**Problem requirements**
Filter the entries, keeping every line with the word "HealthIssue".

-------

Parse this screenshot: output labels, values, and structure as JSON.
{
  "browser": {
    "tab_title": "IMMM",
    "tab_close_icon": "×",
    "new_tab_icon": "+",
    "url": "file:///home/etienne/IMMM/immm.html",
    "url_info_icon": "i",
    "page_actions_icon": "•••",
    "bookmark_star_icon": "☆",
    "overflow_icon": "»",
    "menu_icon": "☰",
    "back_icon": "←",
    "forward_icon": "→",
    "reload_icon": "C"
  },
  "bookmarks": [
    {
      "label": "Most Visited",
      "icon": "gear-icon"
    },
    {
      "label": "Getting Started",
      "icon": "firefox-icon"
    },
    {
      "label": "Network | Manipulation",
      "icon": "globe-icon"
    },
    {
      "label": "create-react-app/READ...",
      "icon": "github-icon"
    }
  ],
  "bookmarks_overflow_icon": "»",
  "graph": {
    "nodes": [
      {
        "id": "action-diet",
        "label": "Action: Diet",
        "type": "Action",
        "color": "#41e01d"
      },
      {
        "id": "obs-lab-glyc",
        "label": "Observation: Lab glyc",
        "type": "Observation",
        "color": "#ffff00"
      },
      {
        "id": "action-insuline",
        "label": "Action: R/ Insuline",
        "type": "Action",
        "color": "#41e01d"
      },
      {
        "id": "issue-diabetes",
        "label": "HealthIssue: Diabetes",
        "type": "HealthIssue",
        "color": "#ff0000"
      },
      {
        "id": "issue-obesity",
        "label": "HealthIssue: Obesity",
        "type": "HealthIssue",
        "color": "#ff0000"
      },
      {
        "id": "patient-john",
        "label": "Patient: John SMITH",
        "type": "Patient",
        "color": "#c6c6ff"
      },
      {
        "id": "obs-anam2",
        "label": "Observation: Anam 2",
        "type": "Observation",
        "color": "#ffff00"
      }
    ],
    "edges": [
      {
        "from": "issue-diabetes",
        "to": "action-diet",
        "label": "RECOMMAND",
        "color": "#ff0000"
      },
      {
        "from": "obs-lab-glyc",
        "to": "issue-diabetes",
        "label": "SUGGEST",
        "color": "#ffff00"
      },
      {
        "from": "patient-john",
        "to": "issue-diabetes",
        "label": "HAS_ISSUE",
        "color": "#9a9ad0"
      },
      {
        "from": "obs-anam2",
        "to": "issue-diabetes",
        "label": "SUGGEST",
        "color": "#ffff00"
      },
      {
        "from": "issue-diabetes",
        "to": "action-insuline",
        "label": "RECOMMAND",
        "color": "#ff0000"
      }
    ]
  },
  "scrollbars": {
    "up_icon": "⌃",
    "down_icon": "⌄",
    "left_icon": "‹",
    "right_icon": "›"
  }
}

-------

**Solution**
        "label": "HealthIssue: Diabetes",
        "type": "HealthIssue",
        "label": "HealthIssue: Obesity",
        "type": "HealthIssue",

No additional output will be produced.